Repeat each of the following rows, character for character.

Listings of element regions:
+++

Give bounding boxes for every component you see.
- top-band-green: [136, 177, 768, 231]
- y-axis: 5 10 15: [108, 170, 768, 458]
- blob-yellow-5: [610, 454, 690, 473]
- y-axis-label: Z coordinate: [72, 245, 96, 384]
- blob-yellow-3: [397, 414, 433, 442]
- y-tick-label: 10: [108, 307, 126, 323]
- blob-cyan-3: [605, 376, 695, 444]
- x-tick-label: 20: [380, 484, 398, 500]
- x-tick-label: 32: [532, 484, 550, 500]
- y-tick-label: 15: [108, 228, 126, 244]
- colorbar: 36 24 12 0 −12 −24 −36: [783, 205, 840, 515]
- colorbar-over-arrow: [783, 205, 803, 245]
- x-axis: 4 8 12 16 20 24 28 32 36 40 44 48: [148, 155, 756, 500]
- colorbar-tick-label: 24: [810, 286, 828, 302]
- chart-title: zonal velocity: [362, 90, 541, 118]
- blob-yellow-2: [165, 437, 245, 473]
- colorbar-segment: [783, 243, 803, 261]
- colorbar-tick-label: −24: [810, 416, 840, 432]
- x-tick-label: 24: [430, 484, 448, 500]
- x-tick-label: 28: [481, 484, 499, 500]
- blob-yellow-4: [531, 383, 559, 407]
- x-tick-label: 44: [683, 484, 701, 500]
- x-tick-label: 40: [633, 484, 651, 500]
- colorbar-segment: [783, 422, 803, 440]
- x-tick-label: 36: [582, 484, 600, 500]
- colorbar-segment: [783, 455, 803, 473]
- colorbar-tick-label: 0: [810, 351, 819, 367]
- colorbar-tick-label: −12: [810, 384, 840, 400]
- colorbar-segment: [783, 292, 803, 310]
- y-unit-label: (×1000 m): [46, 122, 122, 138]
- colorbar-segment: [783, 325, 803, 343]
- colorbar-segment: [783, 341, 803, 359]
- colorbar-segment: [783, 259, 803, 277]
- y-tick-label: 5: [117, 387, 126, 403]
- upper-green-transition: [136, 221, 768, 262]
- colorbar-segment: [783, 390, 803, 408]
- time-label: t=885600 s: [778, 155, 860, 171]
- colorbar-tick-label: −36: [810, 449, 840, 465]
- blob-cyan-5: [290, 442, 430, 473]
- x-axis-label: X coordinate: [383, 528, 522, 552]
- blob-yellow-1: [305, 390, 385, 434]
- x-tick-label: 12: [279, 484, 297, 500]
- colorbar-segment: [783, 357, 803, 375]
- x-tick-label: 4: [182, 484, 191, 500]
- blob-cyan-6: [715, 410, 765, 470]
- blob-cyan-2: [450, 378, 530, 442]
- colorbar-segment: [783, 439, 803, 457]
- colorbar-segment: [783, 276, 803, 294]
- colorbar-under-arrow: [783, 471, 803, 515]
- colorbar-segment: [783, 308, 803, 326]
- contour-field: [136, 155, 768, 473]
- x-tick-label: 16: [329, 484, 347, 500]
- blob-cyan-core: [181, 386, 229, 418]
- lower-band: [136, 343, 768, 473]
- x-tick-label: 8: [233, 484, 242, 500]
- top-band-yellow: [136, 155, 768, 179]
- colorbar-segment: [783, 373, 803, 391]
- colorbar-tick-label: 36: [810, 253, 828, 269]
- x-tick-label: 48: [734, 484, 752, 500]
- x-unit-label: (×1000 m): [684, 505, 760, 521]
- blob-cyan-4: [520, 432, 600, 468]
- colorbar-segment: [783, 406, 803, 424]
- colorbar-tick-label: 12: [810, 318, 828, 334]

+++

--- The solution ---
Give bounding boxes for every component you see.
- top-band-green: [136, 177, 768, 231]
- y-axis: 5 10 15: [108, 170, 768, 458]
- blob-yellow-5: [610, 454, 690, 473]
- y-axis-label: Z coordinate: [72, 245, 96, 384]
- blob-yellow-3: [397, 414, 433, 442]
- y-tick-label: 10: [108, 307, 126, 323]
- blob-cyan-3: [605, 376, 695, 444]
- x-tick-label: 20: [380, 484, 398, 500]
- x-tick-label: 32: [532, 484, 550, 500]
- y-tick-label: 15: [108, 228, 126, 244]
- colorbar: 36 24 12 0 −12 −24 −36: [783, 205, 840, 515]
- colorbar-over-arrow: [783, 205, 803, 245]
- x-axis: 4 8 12 16 20 24 28 32 36 40 44 48: [148, 155, 756, 500]
- colorbar-tick-label: 24: [810, 286, 828, 302]
- chart-title: zonal velocity: [362, 90, 541, 118]
- blob-yellow-2: [165, 437, 245, 473]
- colorbar-segment: [783, 243, 803, 261]
- colorbar-tick-label: −24: [810, 416, 840, 432]
- x-tick-label: 24: [430, 484, 448, 500]
- x-tick-label: 28: [481, 484, 499, 500]
- blob-yellow-4: [531, 383, 559, 407]
- x-tick-label: 44: [683, 484, 701, 500]
- x-tick-label: 40: [633, 484, 651, 500]
- colorbar-segment: [783, 422, 803, 440]
- x-tick-label: 36: [582, 484, 600, 500]
- colorbar-segment: [783, 455, 803, 473]
- colorbar-tick-label: 0: [810, 351, 819, 367]
- colorbar-tick-label: −12: [810, 384, 840, 400]
- colorbar-segment: [783, 292, 803, 310]
- y-unit-label: (×1000 m): [46, 122, 122, 138]
- colorbar-segment: [783, 325, 803, 343]
- colorbar-segment: [783, 341, 803, 359]
- colorbar-segment: [783, 259, 803, 277]
- y-tick-label: 5: [117, 387, 126, 403]
- upper-green-transition: [136, 221, 768, 262]
- colorbar-segment: [783, 390, 803, 408]
- time-label: t=885600 s: [778, 155, 860, 171]
- colorbar-tick-label: −36: [810, 449, 840, 465]
- blob-cyan-5: [290, 442, 430, 473]
- x-axis-label: X coordinate: [383, 528, 522, 552]
- blob-yellow-1: [305, 390, 385, 434]
- x-tick-label: 12: [279, 484, 297, 500]
- colorbar-segment: [783, 357, 803, 375]
- x-tick-label: 4: [182, 484, 191, 500]
- blob-cyan-6: [715, 410, 765, 470]
- blob-cyan-2: [450, 378, 530, 442]
- colorbar-segment: [783, 439, 803, 457]
- colorbar-segment: [783, 276, 803, 294]
- colorbar-under-arrow: [783, 471, 803, 515]
- colorbar-segment: [783, 308, 803, 326]
- contour-field: [136, 155, 768, 473]
- x-tick-label: 16: [329, 484, 347, 500]
- blob-cyan-core: [181, 386, 229, 418]
- lower-band: [136, 343, 768, 473]
- x-tick-label: 8: [233, 484, 242, 500]
- top-band-yellow: [136, 155, 768, 179]
- colorbar-segment: [783, 373, 803, 391]
- colorbar-tick-label: 36: [810, 253, 828, 269]
- x-tick-label: 48: [734, 484, 752, 500]
- x-unit-label: (×1000 m): [684, 505, 760, 521]
- blob-cyan-4: [520, 432, 600, 468]
- colorbar-segment: [783, 406, 803, 424]
- colorbar-tick-label: 12: [810, 318, 828, 334]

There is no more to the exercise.